# To do
Convert the material from the line containing "y-tick-label: 1.020 [56,1056,113,1082]" through its final line into a JSON list of strings, with one string per line and no blank lines.

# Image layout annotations
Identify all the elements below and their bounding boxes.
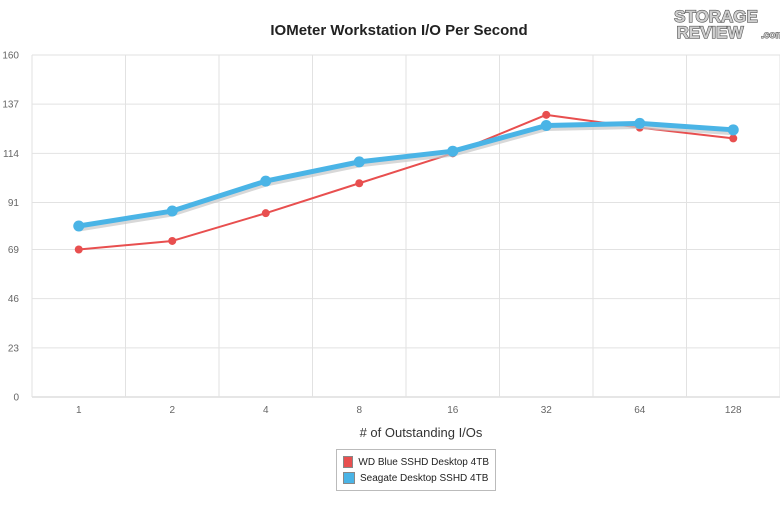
watermark-line1: STORAGE bbox=[674, 7, 758, 26]
x-tick-label: 64 bbox=[634, 405, 646, 416]
series-seagate bbox=[73, 117, 739, 232]
y-tick-label: 91 bbox=[8, 198, 20, 209]
data-point[interactable] bbox=[261, 209, 270, 218]
data-point[interactable] bbox=[447, 145, 459, 157]
series-line bbox=[78, 120, 734, 229]
data-point[interactable] bbox=[540, 120, 552, 132]
data-point[interactable] bbox=[168, 236, 177, 245]
y-tick-label: 137 bbox=[2, 100, 19, 111]
y-axis-ticks: 0 23 46 69 91 114 137 160 bbox=[2, 51, 19, 404]
data-point[interactable] bbox=[74, 245, 83, 254]
legend-swatch-seagate bbox=[343, 472, 355, 484]
data-point[interactable] bbox=[355, 179, 364, 188]
x-tick-label: 8 bbox=[356, 405, 362, 416]
watermark-suffix: .com bbox=[761, 30, 780, 41]
legend-label-wd-blue: WD Blue SSHD Desktop 4TB bbox=[358, 456, 489, 468]
y-tick-label: 69 bbox=[8, 245, 20, 256]
x-tick-label: 128 bbox=[725, 405, 742, 416]
x-axis-ticks: 1 2 4 8 16 32 64 128 bbox=[76, 405, 742, 416]
x-axis-label: # of Outstanding I/Os bbox=[360, 425, 483, 440]
series-shadow bbox=[78, 123, 734, 232]
legend-item-seagate[interactable]: Seagate Desktop SSHD 4TB bbox=[343, 470, 489, 486]
legend-label-seagate: Seagate Desktop SSHD 4TB bbox=[360, 472, 489, 484]
x-tick-label: 1 bbox=[76, 405, 82, 416]
data-point[interactable] bbox=[73, 220, 85, 232]
y-tick-label: 46 bbox=[8, 294, 20, 305]
series-lines bbox=[73, 110, 739, 254]
x-tick-label: 32 bbox=[541, 405, 553, 416]
legend-item-wd-blue[interactable]: WD Blue SSHD Desktop 4TB bbox=[343, 454, 489, 470]
grid bbox=[31, 54, 780, 398]
y-tick-label: 23 bbox=[8, 343, 20, 354]
x-tick-label: 16 bbox=[447, 405, 459, 416]
legend-swatch-wd-blue bbox=[343, 456, 354, 468]
y-tick-label: 0 bbox=[13, 393, 19, 404]
data-point[interactable] bbox=[353, 156, 365, 168]
data-point[interactable] bbox=[166, 205, 178, 217]
x-tick-label: 4 bbox=[263, 405, 269, 416]
legend: WD Blue SSHD Desktop 4TB Seagate Desktop… bbox=[336, 449, 496, 491]
data-point[interactable] bbox=[542, 110, 551, 119]
y-tick-label: 160 bbox=[2, 51, 19, 62]
data-point[interactable] bbox=[727, 124, 739, 136]
x-tick-label: 2 bbox=[169, 405, 175, 416]
data-point[interactable] bbox=[260, 175, 272, 187]
chart-title: IOMeter Workstation I/O Per Second bbox=[270, 22, 527, 39]
data-point[interactable] bbox=[729, 134, 738, 143]
data-point[interactable] bbox=[634, 117, 646, 129]
watermark-logo: STORAGE REVIEW .com bbox=[674, 6, 780, 42]
y-tick-label: 114 bbox=[3, 149, 19, 160]
watermark-line2: REVIEW bbox=[676, 23, 744, 42]
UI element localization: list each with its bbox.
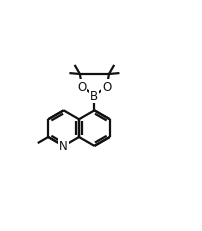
Text: O: O (102, 80, 112, 93)
Text: N: N (59, 140, 68, 153)
Text: O: O (77, 80, 86, 93)
Text: B: B (90, 90, 99, 103)
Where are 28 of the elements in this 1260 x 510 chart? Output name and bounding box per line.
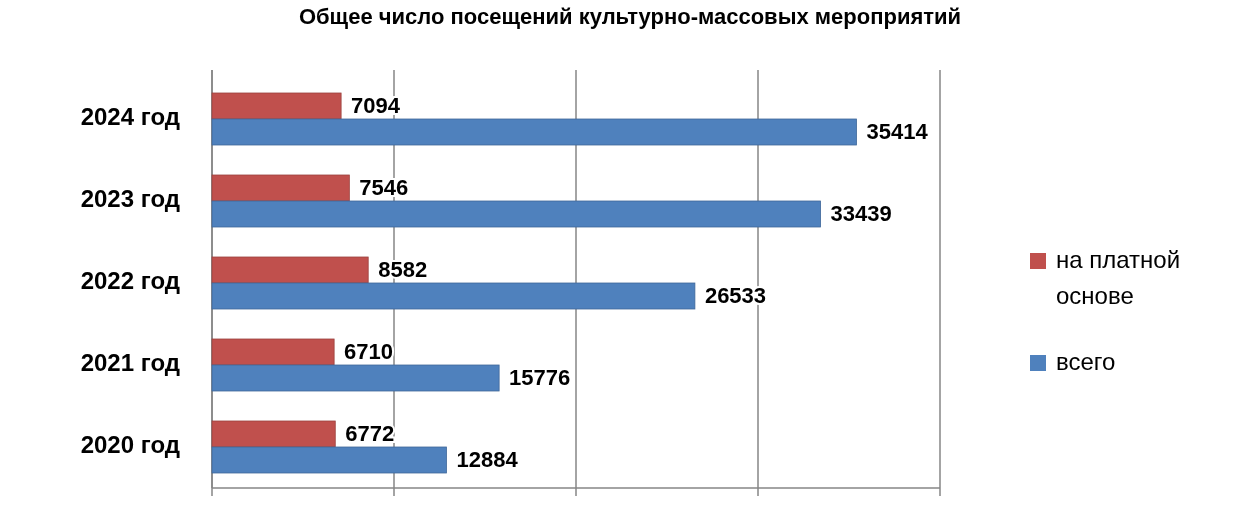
bar [211,364,500,392]
bar [211,420,336,448]
y-tick-label: 2021 год [80,349,180,377]
data-label: 6710 [344,338,394,364]
data-label: 35414 [866,118,929,144]
data-label: 15776 [509,364,571,390]
data-label: 8582 [378,256,428,282]
bar [211,338,335,366]
data-label: 7546 [359,174,409,200]
data-label: 12884 [456,446,519,472]
bar [211,174,350,202]
bar [211,256,369,284]
data-label: 33439 [830,200,892,226]
bar [211,446,447,474]
data-label: 6772 [345,420,395,446]
y-tick-label: 2024 год [80,103,180,131]
legend-label: всего [1056,348,1116,376]
y-tick-label: 2020 год [80,431,180,459]
bar [211,282,696,310]
data-label: 26533 [704,282,767,308]
y-tick-label: 2023 год [80,185,180,213]
y-tick-label: 2022 год [80,267,180,295]
chart-title: Общее число посещений культурно-массовых мероприятий [298,4,962,29]
bar [211,118,857,146]
bar [211,92,342,120]
legend-label: на платной основе [1056,246,1181,310]
bar [211,200,821,228]
data-label: 7094 [351,92,401,118]
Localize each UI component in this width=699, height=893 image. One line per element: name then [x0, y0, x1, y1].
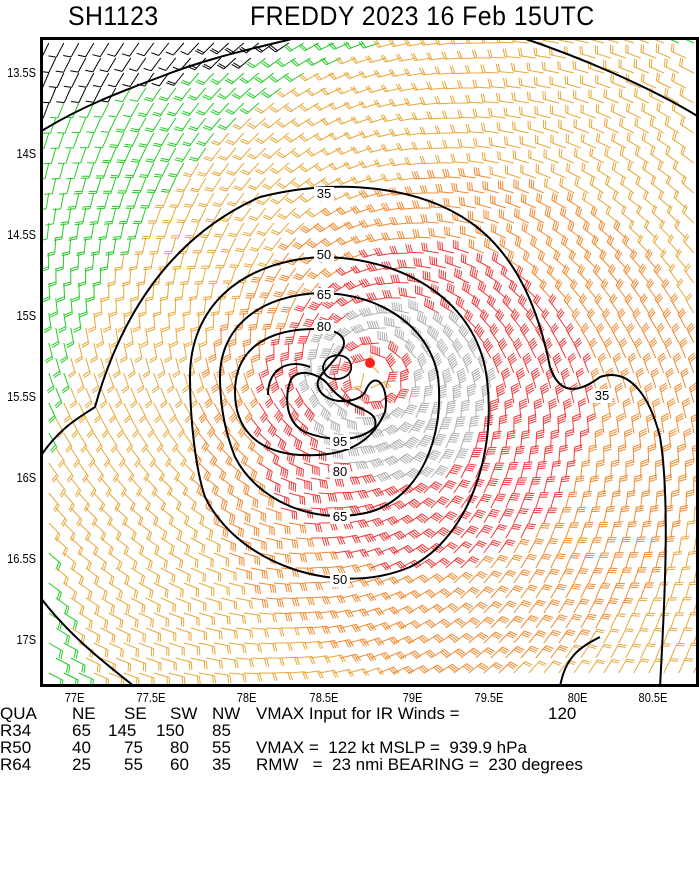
row-label: R34: [0, 721, 32, 740]
table-row: R64 25 55 60 35 RMW = 23 nmi BEARING = 2…: [0, 756, 699, 773]
wind-field-plot: 35 50 65 80 95 80 65 50 35: [40, 37, 699, 687]
rmw-bearing-text: RMW = 23 nmi BEARING = 230 degrees: [256, 755, 583, 774]
se-contour: [559, 636, 601, 687]
table-header-row: QUA NE SE SW NW VMAX Input for IR Winds …: [0, 705, 699, 722]
y-tick-label: 16S: [16, 470, 36, 485]
storm-title: FREDDY 2023 16 Feb 15UTC: [250, 1, 595, 31]
contour-80b: [267, 363, 311, 396]
y-tick-label: 13.5S: [7, 65, 36, 80]
cell-value: 145: [108, 721, 137, 740]
storm-id: SH1123: [68, 1, 159, 31]
y-tick-label: 17S: [16, 632, 36, 647]
cell-value: 60: [170, 755, 189, 774]
label-50-bottom: 50: [333, 572, 347, 587]
contour-35: [40, 185, 667, 687]
ne-corner-contour: [40, 37, 301, 133]
eye-contour: [322, 354, 353, 380]
row-label: R50: [0, 738, 32, 757]
wind-barbs: [40, 37, 699, 687]
wind-contours: [40, 37, 699, 687]
cell-value: 85: [212, 721, 231, 740]
y-tick-label: 14.5S: [7, 227, 36, 242]
col-se: SE: [124, 704, 147, 723]
row-label: R64: [0, 755, 32, 774]
label-50-top: 50: [317, 247, 331, 262]
x-tick-label: 80E: [567, 690, 588, 705]
x-tick-label: 78E: [236, 690, 257, 705]
col-sw: SW: [170, 704, 198, 723]
contour-labels: 35 50 65 80 95 80 65 50 35: [314, 186, 612, 587]
x-tick-label: 80.5E: [638, 690, 668, 705]
col-ne: NE: [72, 704, 96, 723]
cell-value: 35: [212, 755, 231, 774]
table-row: R34 65 145 150 85: [0, 722, 699, 739]
ne-edge-contour: [519, 37, 699, 118]
cell-value: 150: [156, 721, 185, 740]
chart-title: SH1123 FREDDY 2023 16 Feb 15UTC: [0, 0, 699, 34]
col-quadrant: QUA: [0, 704, 37, 723]
label-35-top: 35: [317, 186, 331, 201]
y-tick-label: 14S: [16, 146, 36, 161]
x-tick-label: 77E: [64, 690, 85, 705]
cell-value: 55: [212, 738, 231, 757]
y-tick-label: 16.5S: [7, 551, 36, 566]
vmax-input-value: 120: [548, 704, 577, 723]
storm-center-marker: [365, 358, 375, 368]
x-tick-label: 79.5E: [474, 690, 504, 705]
contour-50: [188, 255, 490, 580]
label-65-top: 65: [317, 287, 331, 302]
plot-frame: [40, 37, 699, 687]
cell-value: 40: [72, 738, 91, 757]
label-35-east: 35: [595, 388, 609, 403]
cell-value: 65: [72, 721, 91, 740]
label-80-bottom: 80: [333, 464, 347, 479]
table-row: R50 40 75 80 55 VMAX = 122 kt MSLP = 939…: [0, 739, 699, 756]
cell-value: 75: [124, 738, 143, 757]
col-nw: NW: [212, 704, 241, 723]
contour-95: [286, 372, 377, 440]
x-tick-label: 77.5E: [136, 690, 166, 705]
y-tick-label: 15S: [16, 308, 36, 323]
label-65-bottom: 65: [333, 509, 347, 524]
cell-value: 25: [72, 755, 91, 774]
cell-value: 80: [170, 738, 189, 757]
vmax-input-label: VMAX Input for IR Winds =: [256, 704, 460, 723]
x-tick-label: 79E: [402, 690, 423, 705]
cell-value: 55: [124, 755, 143, 774]
vmax-mslp-text: VMAX = 122 kt MSLP = 939.9 hPa: [256, 738, 527, 757]
contour-35-west: [40, 596, 136, 687]
y-tick-label: 15.5S: [7, 389, 36, 404]
label-95: 95: [333, 434, 347, 449]
contour-65: [218, 291, 441, 517]
x-tick-label: 78.5E: [309, 690, 339, 705]
label-80-top: 80: [317, 319, 331, 334]
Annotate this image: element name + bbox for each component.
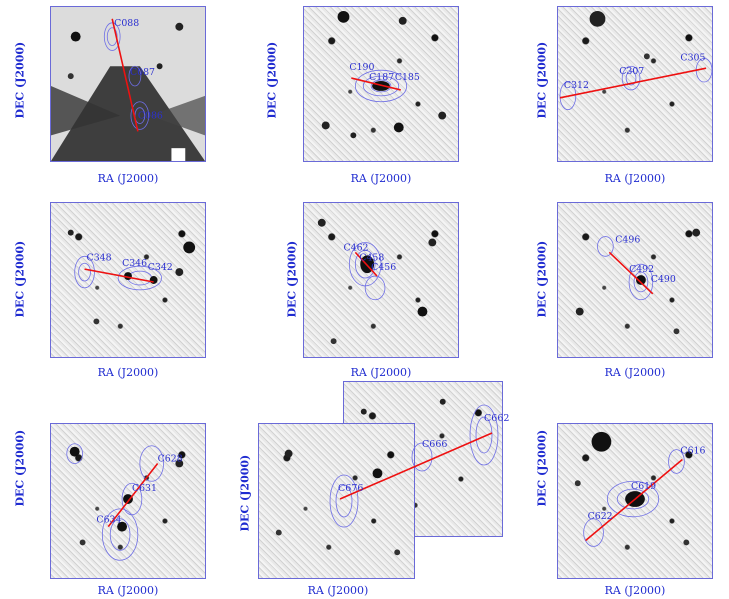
overlay: [275, 449, 401, 556]
image-frame: C312 C307 C305: [557, 6, 713, 162]
mosaic-overlay: C676 C666 C662: [329, 404, 509, 528]
source-label: C312: [564, 80, 589, 91]
source-label: C088: [114, 18, 139, 29]
dec-axis-label: DEC (J2000): [535, 429, 549, 507]
image-frame: C628 C631 C634: [50, 423, 206, 579]
overlay: C312 C307 C305: [559, 10, 712, 111]
dec-axis-label: DEC (J2000): [13, 240, 27, 318]
source-label: C622: [588, 511, 613, 522]
source-label: C458: [359, 252, 384, 263]
source-label: C492: [629, 264, 654, 275]
image-frame: [258, 423, 415, 579]
image-frame: C616 C619 C622: [557, 423, 713, 579]
ra-axis-label: RA (J2000): [97, 172, 159, 185]
ra-axis-label: RA (J2000): [604, 584, 666, 597]
source-label: C087: [130, 67, 155, 78]
source-label: C634: [96, 515, 121, 526]
source-label: C348: [87, 252, 112, 263]
overlay: C616 C619 C622: [574, 431, 705, 547]
source-label: C628: [158, 454, 183, 465]
image-frame: C190 C187 C185: [303, 6, 459, 162]
dec-axis-label: DEC (J2000): [13, 429, 27, 507]
source-label: C346: [122, 258, 147, 269]
source-label: C666: [422, 439, 447, 450]
source-label: C190: [349, 62, 374, 73]
source-label: C456: [371, 262, 396, 273]
source-label: C662: [484, 413, 509, 424]
image-frame: C462 C458 C456: [303, 202, 459, 358]
source-label: C185: [395, 72, 420, 83]
dec-axis-label: DEC (J2000): [265, 41, 279, 119]
ra-axis-label: RA (J2000): [97, 584, 159, 597]
overlay: C348 C346 C342: [67, 229, 196, 325]
ra-axis-label: RA (J2000): [604, 172, 666, 185]
ra-axis-label: RA (J2000): [97, 366, 159, 379]
dec-axis-label: DEC (J2000): [238, 454, 252, 532]
source-label: C619: [631, 481, 656, 492]
source-label: C462: [343, 242, 368, 253]
overlay: C088 C087 C086: [51, 18, 205, 161]
dec-axis-label: DEC (J2000): [13, 41, 27, 119]
ra-axis-label: RA (J2000): [307, 584, 369, 597]
source-label: C342: [148, 262, 173, 273]
source-label: C676: [338, 483, 363, 494]
overlay: C462 C458 C456: [317, 218, 437, 345]
source-label: C187: [369, 72, 394, 83]
image-frame: C088 C087 C086: [50, 6, 206, 162]
source-label: C490: [651, 274, 676, 285]
dec-axis-label: DEC (J2000): [285, 240, 299, 318]
image-frame: C496 C492 C490: [557, 202, 713, 358]
source-label: C305: [680, 52, 705, 63]
overlay: C496 C492 C490: [575, 228, 701, 335]
overlay: C628 C631 C634: [66, 443, 184, 561]
source-label: C496: [615, 234, 640, 245]
source-label: C307: [619, 66, 644, 77]
source-label: C086: [138, 111, 163, 122]
ra-axis-label: RA (J2000): [350, 366, 412, 379]
image-frame: C348 C346 C342: [50, 202, 206, 358]
ra-axis-label: RA (J2000): [604, 366, 666, 379]
overlay: C190 C187 C185: [321, 10, 447, 139]
dec-axis-label: DEC (J2000): [535, 240, 549, 318]
source-label: C631: [132, 483, 157, 494]
source-label: C616: [680, 446, 705, 457]
dec-axis-label: DEC (J2000): [535, 41, 549, 119]
ra-axis-label: RA (J2000): [350, 172, 412, 185]
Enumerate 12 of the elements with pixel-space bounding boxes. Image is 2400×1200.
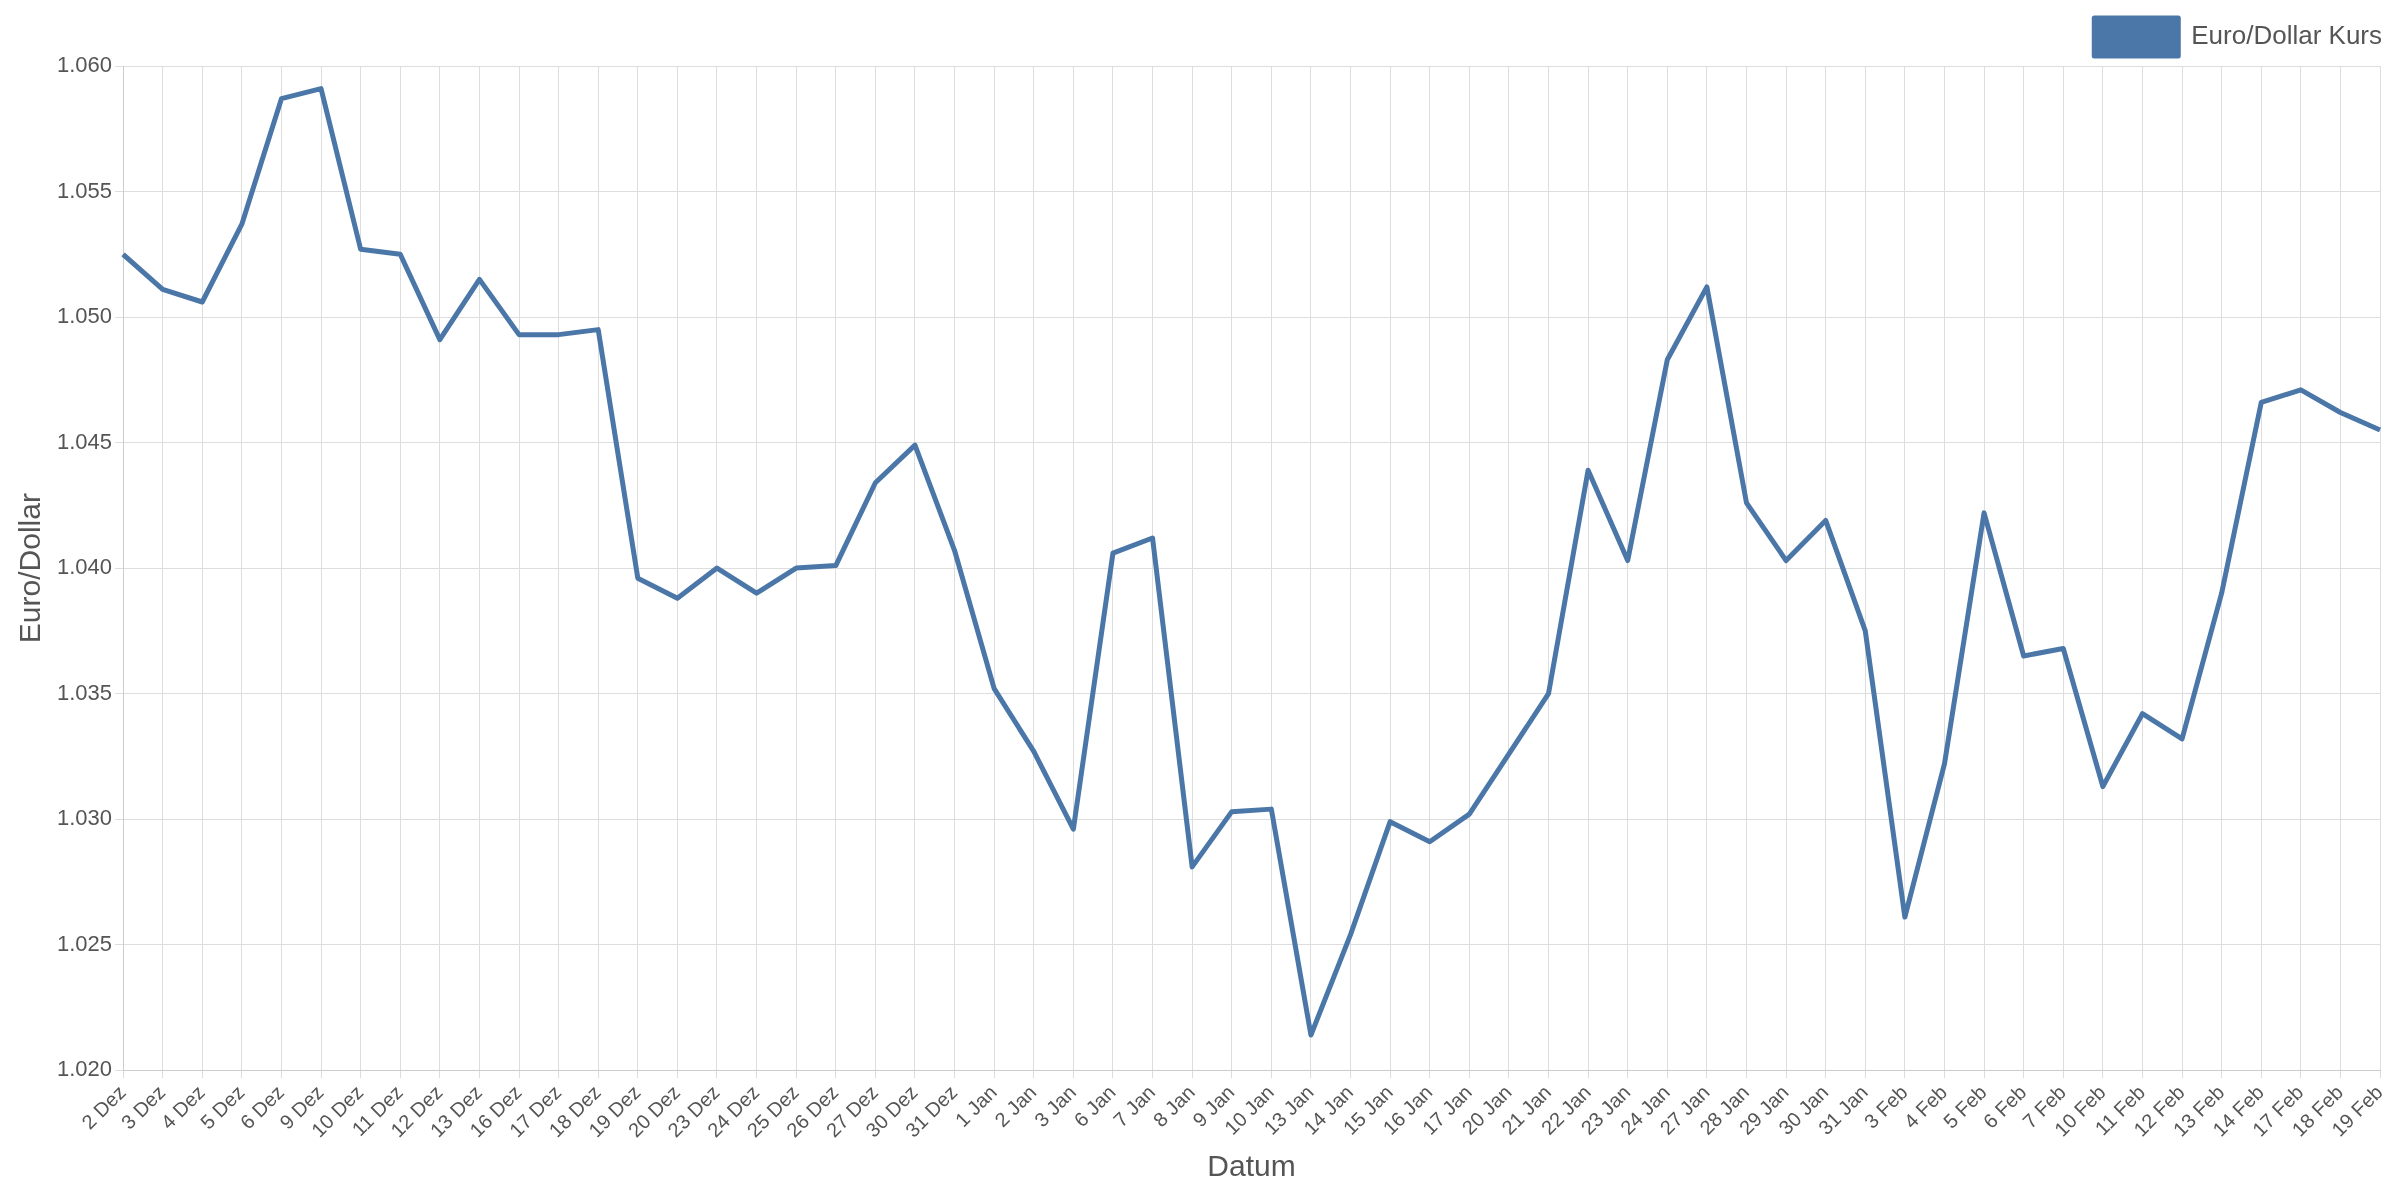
y-tick-label: 1.020 [56,1056,113,1082]
legend-label: Euro/Dollar Kurs [2191,20,2382,51]
y-tick-label: 1.050 [56,303,113,329]
y-tick-label: 1.035 [56,679,113,705]
y-tick-label: 1.030 [56,805,113,831]
y-axis-title: Euro/Dollar [13,493,47,644]
y-tick-label: 1.055 [56,177,113,203]
x-axis-title: Datum [1207,1149,1296,1183]
y-tick-label: 1.045 [56,428,113,454]
y-tick-label: 1.060 [56,52,113,78]
y-tick-label: 1.040 [56,554,113,580]
y-tick-label: 1.025 [56,930,113,956]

# Solved problem
[
  "y-tick-label: 1.020 [56,1056,113,1082]",
  "legend-label: Euro/Dollar Kurs [2191,20,2382,51]",
  "y-tick-label: 1.050 [56,303,113,329]",
  "y-tick-label: 1.035 [56,679,113,705]",
  "y-tick-label: 1.030 [56,805,113,831]",
  "y-axis-title: Euro/Dollar [13,493,47,644]",
  "y-tick-label: 1.055 [56,177,113,203]",
  "x-axis-title: Datum [1207,1149,1296,1183]",
  "y-tick-label: 1.045 [56,428,113,454]",
  "y-tick-label: 1.060 [56,52,113,78]",
  "y-tick-label: 1.040 [56,554,113,580]",
  "y-tick-label: 1.025 [56,930,113,956]"
]